Write out the data below in full, unchanged, minus the images.

[Figure contents as structured data]
============================================================
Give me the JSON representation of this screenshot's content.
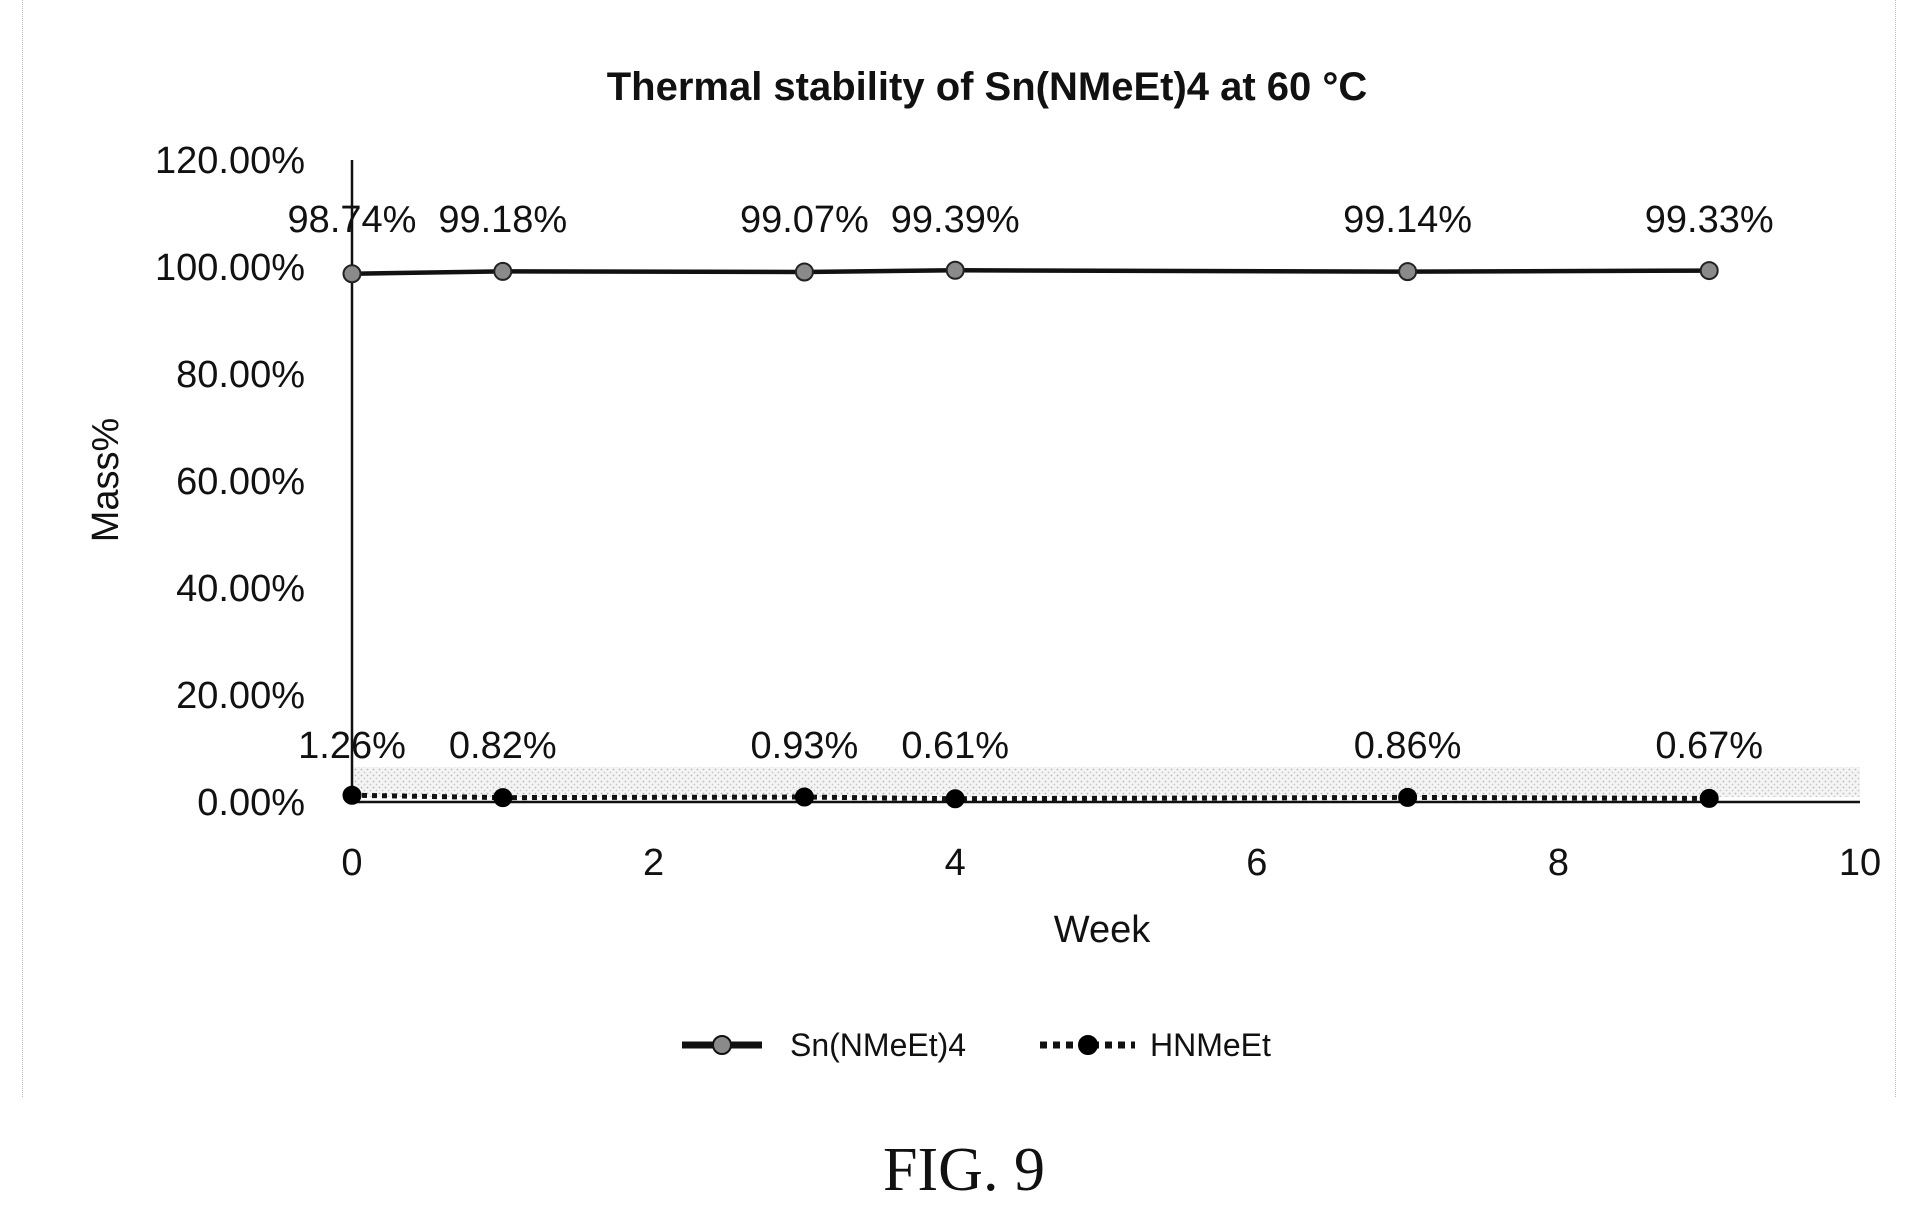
{
  "chart_data": {
    "type": "line",
    "title": "Thermal stability of Sn(NMeEt)4 at 60 °C",
    "xlabel": "Week",
    "ylabel": "Mass%",
    "xlim": [
      0,
      10
    ],
    "ylim": [
      0,
      1.2
    ],
    "x_ticks": [
      0,
      2,
      4,
      6,
      8,
      10
    ],
    "x_tick_labels": [
      "0",
      "2",
      "4",
      "6",
      "8",
      "10"
    ],
    "y_ticks": [
      0,
      0.2,
      0.4,
      0.6,
      0.8,
      1.0,
      1.2
    ],
    "y_tick_labels": [
      "0.00%",
      "20.00%",
      "40.00%",
      "60.00%",
      "80.00%",
      "100.00%",
      "120.00%"
    ],
    "grid": false,
    "legend_position": "bottom",
    "series": [
      {
        "name": "Sn(NMeEt)4",
        "x": [
          0,
          1,
          3,
          4,
          7,
          9
        ],
        "y": [
          0.9874,
          0.9918,
          0.9907,
          0.9939,
          0.9914,
          0.9933
        ],
        "labels": [
          "98.74%",
          "99.18%",
          "99.07%",
          "99.39%",
          "99.14%",
          "99.33%"
        ],
        "line_style": "solid",
        "marker_color": "#8a8a8a"
      },
      {
        "name": "HNMeEt",
        "x": [
          0,
          1,
          3,
          4,
          7,
          9
        ],
        "y": [
          0.0126,
          0.0082,
          0.0093,
          0.0061,
          0.0086,
          0.0067
        ],
        "labels": [
          "1.26%",
          "0.82%",
          "0.93%",
          "0.61%",
          "0.86%",
          "0.67%"
        ],
        "line_style": "dotted",
        "marker_color": "#000000"
      }
    ]
  },
  "figure_caption": "FIG. 9"
}
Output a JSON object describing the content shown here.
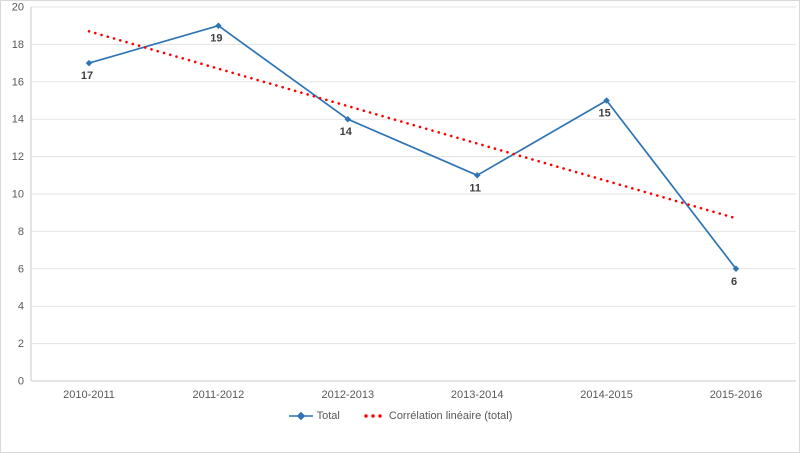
{
  "chart_data": {
    "type": "line",
    "title": "",
    "categories": [
      "2010-2011",
      "2011-2012",
      "2012-2013",
      "2013-2014",
      "2014-2015",
      "2015-2016"
    ],
    "series": [
      {
        "name": "Total",
        "values": [
          17,
          19,
          14,
          11,
          15,
          6
        ],
        "color": "#2E75B6",
        "marker": "diamond",
        "data_labels": [
          17,
          19,
          14,
          11,
          15,
          6
        ]
      }
    ],
    "trendline": {
      "name": "Corrélation linéaire (total)",
      "color": "#FF0000",
      "style": "dotted",
      "start_value": 18.7,
      "end_value": 8.7
    },
    "ylim": [
      0,
      20
    ],
    "yticks": [
      0,
      2,
      4,
      6,
      8,
      10,
      12,
      14,
      16,
      18,
      20
    ],
    "grid": "horizontal",
    "legend_position": "bottom",
    "xlabel": "",
    "ylabel": ""
  },
  "colors": {
    "series_blue": "#2E75B6",
    "trend_red": "#FF0000",
    "gridline": "#E3E3E3",
    "axis_line": "#C9C9C9",
    "axis_text": "#595959",
    "data_label": "#3F3F3F",
    "border": "#D9D9D9",
    "background": "#FFFFFF"
  }
}
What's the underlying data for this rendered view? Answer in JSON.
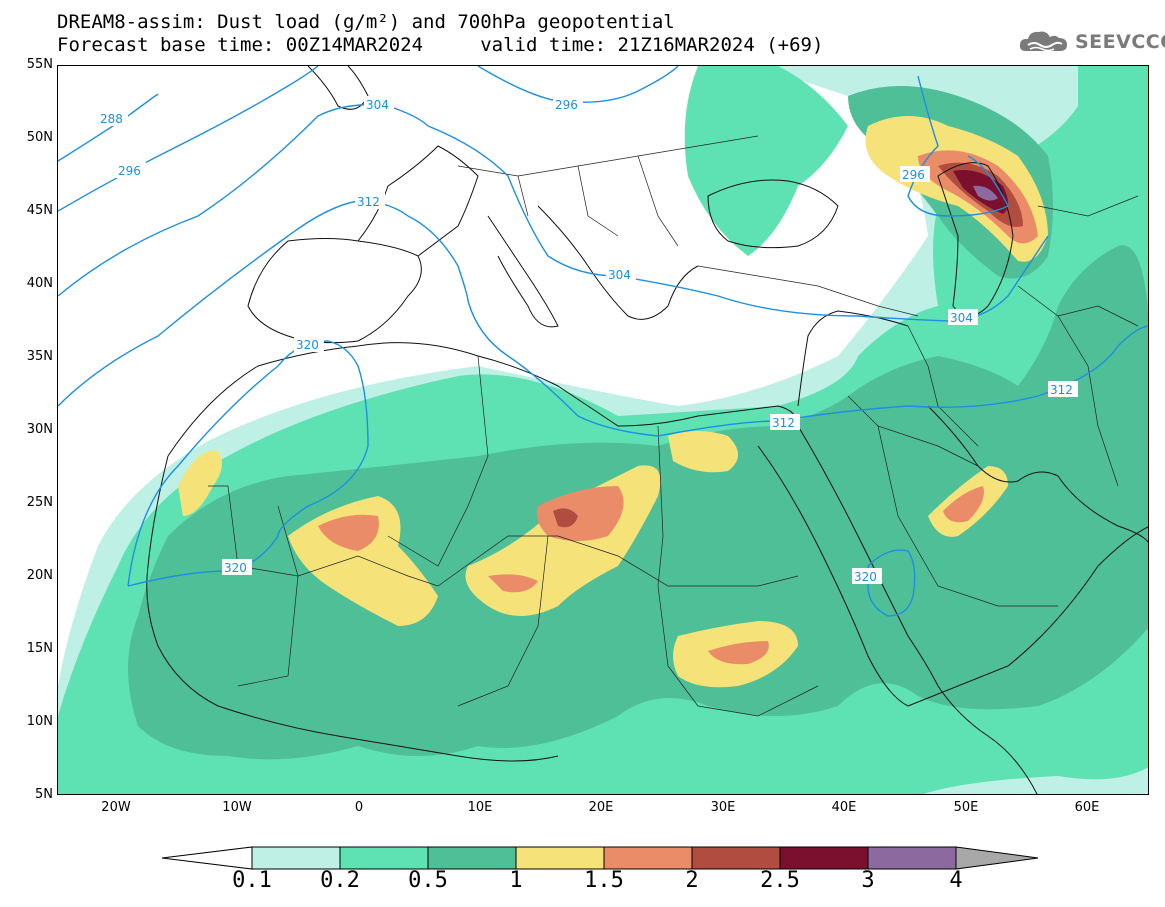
{
  "title": {
    "line1": "DREAM8-assim: Dust load (g/m²) and 700hPa geopotential",
    "line2": "Forecast base time: 00Z14MAR2024     valid time: 21Z16MAR2024 (+69)"
  },
  "logo": {
    "text": "SEEVCCC",
    "icon": "cloud-icon"
  },
  "axes": {
    "lat_labels": [
      "55N",
      "50N",
      "45N",
      "40N",
      "35N",
      "30N",
      "25N",
      "20N",
      "15N",
      "10N",
      "5N"
    ],
    "lon_labels": [
      "20W",
      "10W",
      "0",
      "10E",
      "20E",
      "30E",
      "40E",
      "50E",
      "60E"
    ],
    "lat_range": [
      5,
      55
    ],
    "lon_range": [
      -25,
      65
    ]
  },
  "legend": {
    "labels": [
      "0.1",
      "0.2",
      "0.5",
      "1",
      "1.5",
      "2",
      "2.5",
      "3",
      "4"
    ],
    "colors": {
      "below": "#ffffff",
      "c1": "#bff0e6",
      "c2": "#5ee2b4",
      "c3": "#4fbf98",
      "c4": "#f5e37a",
      "c5": "#ea8c68",
      "c6": "#b04d40",
      "c7": "#7a0f2e",
      "c8": "#8c6aa0",
      "above": "#a8a8a8"
    }
  },
  "contours": {
    "color": "#1d8fe0",
    "labels": [
      "288",
      "296",
      "304",
      "296",
      "312",
      "304",
      "320",
      "296",
      "304",
      "312",
      "312",
      "320",
      "320"
    ]
  }
}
============================================================
▶ _Task response_:
Give me the JSON representation of this screenshot's content.
{
  "chart_data": {
    "type": "line",
    "title": "Thermal stability of Sn(NMeEt)4 at 60 °C",
    "xlabel": "Week",
    "ylabel": "Mass%",
    "xlim": [
      0,
      10
    ],
    "ylim": [
      0,
      1.2
    ],
    "x_ticks": [
      0,
      2,
      4,
      6,
      8,
      10
    ],
    "x_tick_labels": [
      "0",
      "2",
      "4",
      "6",
      "8",
      "10"
    ],
    "y_ticks": [
      0,
      0.2,
      0.4,
      0.6,
      0.8,
      1.0,
      1.2
    ],
    "y_tick_labels": [
      "0.00%",
      "20.00%",
      "40.00%",
      "60.00%",
      "80.00%",
      "100.00%",
      "120.00%"
    ],
    "grid": false,
    "legend_position": "bottom",
    "series": [
      {
        "name": "Sn(NMeEt)4",
        "x": [
          0,
          1,
          3,
          4,
          7,
          9
        ],
        "y": [
          0.9874,
          0.9918,
          0.9907,
          0.9939,
          0.9914,
          0.9933
        ],
        "labels": [
          "98.74%",
          "99.18%",
          "99.07%",
          "99.39%",
          "99.14%",
          "99.33%"
        ],
        "line_style": "solid",
        "marker_color": "#8a8a8a"
      },
      {
        "name": "HNMeEt",
        "x": [
          0,
          1,
          3,
          4,
          7,
          9
        ],
        "y": [
          0.0126,
          0.0082,
          0.0093,
          0.0061,
          0.0086,
          0.0067
        ],
        "labels": [
          "1.26%",
          "0.82%",
          "0.93%",
          "0.61%",
          "0.86%",
          "0.67%"
        ],
        "line_style": "dotted",
        "marker_color": "#000000"
      }
    ]
  },
  "figure_caption": "FIG. 9"
}
Output a JSON object describing the content shown here.
{
  "chart_data": {
    "type": "line",
    "title": "",
    "categories": [
      "2010-2011",
      "2011-2012",
      "2012-2013",
      "2013-2014",
      "2014-2015",
      "2015-2016"
    ],
    "series": [
      {
        "name": "Total",
        "values": [
          17,
          19,
          14,
          11,
          15,
          6
        ],
        "color": "#2E75B6",
        "marker": "diamond",
        "data_labels": [
          17,
          19,
          14,
          11,
          15,
          6
        ]
      }
    ],
    "trendline": {
      "name": "Corrélation linéaire (total)",
      "color": "#FF0000",
      "style": "dotted",
      "start_value": 18.7,
      "end_value": 8.7
    },
    "ylim": [
      0,
      20
    ],
    "yticks": [
      0,
      2,
      4,
      6,
      8,
      10,
      12,
      14,
      16,
      18,
      20
    ],
    "grid": "horizontal",
    "legend_position": "bottom",
    "xlabel": "",
    "ylabel": ""
  },
  "colors": {
    "series_blue": "#2E75B6",
    "trend_red": "#FF0000",
    "gridline": "#E3E3E3",
    "axis_line": "#C9C9C9",
    "axis_text": "#595959",
    "data_label": "#3F3F3F",
    "border": "#D9D9D9",
    "background": "#FFFFFF"
  }
}
What's the underlying data for this rendered view? Answer in JSON.
{
  "title": {
    "line1": "DREAM8-assim: Dust load (g/m²) and 700hPa geopotential",
    "line2": "Forecast base time: 00Z14MAR2024     valid time: 21Z16MAR2024 (+69)"
  },
  "logo": {
    "text": "SEEVCCC",
    "icon": "cloud-icon"
  },
  "axes": {
    "lat_labels": [
      "55N",
      "50N",
      "45N",
      "40N",
      "35N",
      "30N",
      "25N",
      "20N",
      "15N",
      "10N",
      "5N"
    ],
    "lon_labels": [
      "20W",
      "10W",
      "0",
      "10E",
      "20E",
      "30E",
      "40E",
      "50E",
      "60E"
    ],
    "lat_range": [
      5,
      55
    ],
    "lon_range": [
      -25,
      65
    ]
  },
  "legend": {
    "labels": [
      "0.1",
      "0.2",
      "0.5",
      "1",
      "1.5",
      "2",
      "2.5",
      "3",
      "4"
    ],
    "colors": {
      "below": "#ffffff",
      "c1": "#bff0e6",
      "c2": "#5ee2b4",
      "c3": "#4fbf98",
      "c4": "#f5e37a",
      "c5": "#ea8c68",
      "c6": "#b04d40",
      "c7": "#7a0f2e",
      "c8": "#8c6aa0",
      "above": "#a8a8a8"
    }
  },
  "contours": {
    "color": "#1d8fe0",
    "labels": [
      "288",
      "296",
      "304",
      "296",
      "312",
      "304",
      "320",
      "296",
      "304",
      "312",
      "312",
      "320",
      "320"
    ]
  }
}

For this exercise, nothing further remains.